**What you are asked to do**
Repeat every record below exactly as it appears.

_ _ _ _ _

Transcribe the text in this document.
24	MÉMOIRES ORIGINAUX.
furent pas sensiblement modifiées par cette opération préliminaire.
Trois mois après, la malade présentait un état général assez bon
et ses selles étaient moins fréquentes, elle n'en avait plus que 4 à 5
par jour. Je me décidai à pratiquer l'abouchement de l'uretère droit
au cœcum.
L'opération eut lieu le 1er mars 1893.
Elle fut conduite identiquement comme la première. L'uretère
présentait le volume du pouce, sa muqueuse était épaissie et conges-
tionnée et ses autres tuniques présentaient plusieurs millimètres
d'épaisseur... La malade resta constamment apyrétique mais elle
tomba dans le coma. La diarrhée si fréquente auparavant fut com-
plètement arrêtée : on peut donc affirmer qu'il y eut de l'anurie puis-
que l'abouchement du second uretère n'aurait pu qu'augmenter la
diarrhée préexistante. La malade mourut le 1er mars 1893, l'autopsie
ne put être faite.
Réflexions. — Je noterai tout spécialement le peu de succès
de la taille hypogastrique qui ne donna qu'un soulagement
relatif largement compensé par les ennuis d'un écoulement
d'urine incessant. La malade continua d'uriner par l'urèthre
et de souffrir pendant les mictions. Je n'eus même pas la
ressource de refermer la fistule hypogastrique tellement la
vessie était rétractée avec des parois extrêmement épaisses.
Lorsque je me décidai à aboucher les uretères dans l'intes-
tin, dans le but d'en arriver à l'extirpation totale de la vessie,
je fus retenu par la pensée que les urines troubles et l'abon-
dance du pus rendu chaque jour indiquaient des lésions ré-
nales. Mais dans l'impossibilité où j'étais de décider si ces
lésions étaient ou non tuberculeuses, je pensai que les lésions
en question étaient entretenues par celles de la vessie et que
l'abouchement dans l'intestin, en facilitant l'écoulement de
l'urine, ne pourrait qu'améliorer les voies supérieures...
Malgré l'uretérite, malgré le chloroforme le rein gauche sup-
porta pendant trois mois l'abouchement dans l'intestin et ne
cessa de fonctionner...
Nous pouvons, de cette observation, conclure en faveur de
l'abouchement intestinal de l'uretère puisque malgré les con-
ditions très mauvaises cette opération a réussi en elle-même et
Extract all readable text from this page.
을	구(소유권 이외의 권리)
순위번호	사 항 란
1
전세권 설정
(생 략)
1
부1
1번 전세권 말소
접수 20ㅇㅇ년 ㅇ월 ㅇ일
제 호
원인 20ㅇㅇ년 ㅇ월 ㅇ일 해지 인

_ _ _ _ _

**Solution to this exercise**
Transcribe the text in this document.
24	MÉMOIRES ORIGINAUX.
furent pas sensiblement modifiées par cette opération préliminaire.
Trois mois après, la malade présentait un état général assez bon
et ses selles étaient moins fréquentes, elle n'en avait plus que 4 à 5
par jour. Je me décidai à pratiquer l'abouchement de l'uretère droit
au cœcum.
L'opération eut lieu le 1er mars 1893.
Elle fut conduite identiquement comme la première. L'uretère
présentait le volume du pouce, sa muqueuse était épaissie et conges-
tionnée et ses autres tuniques présentaient plusieurs millimètres
d'épaisseur... La malade resta constamment apyrétique mais elle
tomba dans le coma. La diarrhée si fréquente auparavant fut com-
plètement arrêtée : on peut donc affirmer qu'il y eut de l'anurie puis-
que l'abouchement du second uretère n'aurait pu qu'augmenter la
diarrhée préexistante. La malade mourut le 1er mars 1893, l'autopsie
ne put être faite.
Réflexions. — Je noterai tout spécialement le peu de succès
de la taille hypogastrique qui ne donna qu'un soulagement
relatif largement compensé par les ennuis d'un écoulement
d'urine incessant. La malade continua d'uriner par l'urèthre
et de souffrir pendant les mictions. Je n'eus même pas la
ressource de refermer la fistule hypogastrique tellement la
vessie était rétractée avec des parois extrêmement épaisses.
Lorsque je me décidai à aboucher les uretères dans l'intes-
tin, dans le but d'en arriver à l'extirpation totale de la vessie,
je fus retenu par la pensée que les urines troubles et l'abon-
dance du pus rendu chaque jour indiquaient des lésions ré-
nales. Mais dans l'impossibilité où j'étais de décider si ces
lésions étaient ou non tuberculeuses, je pensai que les lésions
en question étaient entretenues par celles de la vessie et que
l'abouchement dans l'intestin, en facilitant l'écoulement de
l'urine, ne pourrait qu'améliorer les voies supérieures...
Malgré l'uretérite, malgré le chloroforme le rein gauche sup-
porta pendant trois mois l'abouchement dans l'intestin et ne
cessa de fonctionner...
Nous pouvons, de cette observation, conclure en faveur de
l'abouchement intestinal de l'uretère puisque malgré les con-
ditions très mauvaises cette opération a réussi en elle-même et
Extract all readable text from this page.
을	구(소유권 이외의 권리)
순위번호	사 항 란
1
전세권 설정
(생 략)
1
부1
1번 전세권 말소
접수 20ㅇㅇ년 ㅇ월 ㅇ일
제 호
원인 20ㅇㅇ년 ㅇ월 ㅇ일 해지 인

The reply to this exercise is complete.